» EXERCISE GOAL
Look through the data for the string "NOAA". Copy every line where it is found.

» DATA LINES
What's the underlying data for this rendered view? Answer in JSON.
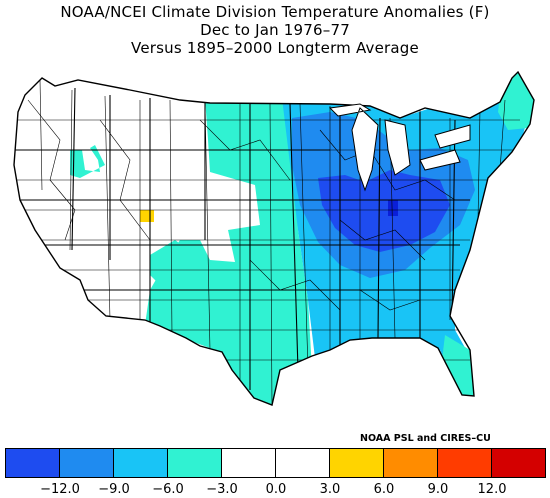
{
  "title": {
    "line1": "NOAA/NCEI Climate Division Temperature Anomalies (F)",
    "line2": "Dec to Jan 1976–77",
    "line3": "Versus 1895–2000 Longterm Average"
  },
  "credit": "NOAA PSL and CIRES–CU",
  "legend": {
    "colors": [
      "#1e4cf0",
      "#1f8bf0",
      "#19c4f6",
      "#30f2d2",
      "#ffffff",
      "#ffffff",
      "#ffd400",
      "#ff8c00",
      "#ff3c00",
      "#d40000"
    ],
    "ticks": [
      "−12.0",
      "−9.0",
      "−6.0",
      "−3.0",
      "0.0",
      "3.0",
      "6.0",
      "9.0",
      "12.0"
    ]
  },
  "map_colors": {
    "lightest": "#30f2d2",
    "light": "#19c4f6",
    "medium": "#1f8bf0",
    "strong": "#1e4cf0",
    "darkest": "#0a1fd8",
    "warm": "#ffd400",
    "neutral": "#ffffff"
  }
}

» THE REPLY
    "line1": "NOAA/NCEI Climate Division Temperature Anomalies (F)",
  "credit": "NOAA PSL and CIRES–CU",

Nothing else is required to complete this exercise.